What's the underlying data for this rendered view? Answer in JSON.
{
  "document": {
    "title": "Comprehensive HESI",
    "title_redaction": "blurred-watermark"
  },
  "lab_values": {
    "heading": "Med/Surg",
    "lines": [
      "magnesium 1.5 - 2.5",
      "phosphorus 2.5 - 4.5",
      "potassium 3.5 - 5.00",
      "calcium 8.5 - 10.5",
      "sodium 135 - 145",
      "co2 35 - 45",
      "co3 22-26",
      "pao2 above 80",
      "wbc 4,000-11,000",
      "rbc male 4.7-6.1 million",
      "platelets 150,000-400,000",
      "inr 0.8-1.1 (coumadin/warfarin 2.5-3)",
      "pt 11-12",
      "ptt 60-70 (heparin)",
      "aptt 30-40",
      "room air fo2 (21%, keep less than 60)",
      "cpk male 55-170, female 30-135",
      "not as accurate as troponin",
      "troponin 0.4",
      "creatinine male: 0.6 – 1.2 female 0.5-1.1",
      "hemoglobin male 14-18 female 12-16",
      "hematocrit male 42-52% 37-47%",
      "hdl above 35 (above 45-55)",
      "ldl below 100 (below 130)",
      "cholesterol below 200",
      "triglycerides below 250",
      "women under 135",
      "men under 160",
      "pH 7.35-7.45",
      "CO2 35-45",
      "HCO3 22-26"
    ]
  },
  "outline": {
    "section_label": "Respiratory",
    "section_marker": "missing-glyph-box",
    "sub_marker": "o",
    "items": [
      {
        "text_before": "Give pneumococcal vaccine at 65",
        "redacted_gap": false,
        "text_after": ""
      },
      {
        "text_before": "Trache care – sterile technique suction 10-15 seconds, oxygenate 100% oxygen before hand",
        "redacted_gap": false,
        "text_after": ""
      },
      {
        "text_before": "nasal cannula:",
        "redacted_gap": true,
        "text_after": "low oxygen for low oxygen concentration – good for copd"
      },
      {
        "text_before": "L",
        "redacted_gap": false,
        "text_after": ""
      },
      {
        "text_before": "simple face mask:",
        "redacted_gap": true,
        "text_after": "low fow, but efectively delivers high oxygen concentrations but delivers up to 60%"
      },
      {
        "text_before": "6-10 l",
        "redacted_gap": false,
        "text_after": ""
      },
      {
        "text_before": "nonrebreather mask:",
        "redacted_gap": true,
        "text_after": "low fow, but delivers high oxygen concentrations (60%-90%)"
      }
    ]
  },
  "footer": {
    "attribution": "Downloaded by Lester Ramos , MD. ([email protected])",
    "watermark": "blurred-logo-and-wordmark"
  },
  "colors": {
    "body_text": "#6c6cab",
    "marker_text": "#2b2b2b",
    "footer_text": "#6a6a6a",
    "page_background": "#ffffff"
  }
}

•••

Requirements
Set down the entries verbatim, leaving none out.

Expected output
What's the underlying data for this rendered view? Answer in JSON.
{
  "document": {
    "title": "Comprehensive HESI",
    "title_redaction": "blurred-watermark"
  },
  "lab_values": {
    "heading": "Med/Surg",
    "lines": [
      "magnesium 1.5 - 2.5",
      "phosphorus 2.5 - 4.5",
      "potassium 3.5 - 5.00",
      "calcium 8.5 - 10.5",
      "sodium 135 - 145",
      "co2 35 - 45",
      "co3 22-26",
      "pao2 above 80",
      "wbc 4,000-11,000",
      "rbc male 4.7-6.1 million",
      "platelets 150,000-400,000",
      "inr 0.8-1.1 (coumadin/warfarin 2.5-3)",
      "pt 11-12",
      "ptt 60-70 (heparin)",
      "aptt 30-40",
      "room air fo2 (21%, keep less than 60)",
      "cpk male 55-170, female 30-135",
      "not as accurate as troponin",
      "troponin 0.4",
      "creatinine male: 0.6 – 1.2 female 0.5-1.1",
      "hemoglobin male 14-18 female 12-16",
      "hematocrit male 42-52% 37-47%",
      "hdl above 35 (above 45-55)",
      "ldl below 100 (below 130)",
      "cholesterol below 200",
      "triglycerides below 250",
      "women under 135",
      "men under 160",
      "pH 7.35-7.45",
      "CO2 35-45",
      "HCO3 22-26"
    ]
  },
  "outline": {
    "section_label": "Respiratory",
    "section_marker": "missing-glyph-box",
    "sub_marker": "o",
    "items": [
      {
        "text_before": "Give pneumococcal vaccine at 65",
        "redacted_gap": false,
        "text_after": ""
      },
      {
        "text_before": "Trache care – sterile technique suction 10-15 seconds, oxygenate 100% oxygen before hand",
        "redacted_gap": false,
        "text_after": ""
      },
      {
        "text_before": "nasal cannula:",
        "redacted_gap": true,
        "text_after": "low oxygen for low oxygen concentration – good for copd"
      },
      {
        "text_before": "L",
        "redacted_gap": false,
        "text_after": ""
      },
      {
        "text_before": "simple face mask:",
        "redacted_gap": true,
        "text_after": "low fow, but efectively delivers high oxygen concentrations but delivers up to 60%"
      },
      {
        "text_before": "6-10 l",
        "redacted_gap": false,
        "text_after": ""
      },
      {
        "text_before": "nonrebreather mask:",
        "redacted_gap": true,
        "text_after": "low fow, but delivers high oxygen concentrations (60%-90%)"
      }
    ]
  },
  "footer": {
    "attribution": "Downloaded by Lester Ramos , MD. ([email protected])",
    "watermark": "blurred-logo-and-wordmark"
  },
  "colors": {
    "body_text": "#6c6cab",
    "marker_text": "#2b2b2b",
    "footer_text": "#6a6a6a",
    "page_background": "#ffffff"
  }
}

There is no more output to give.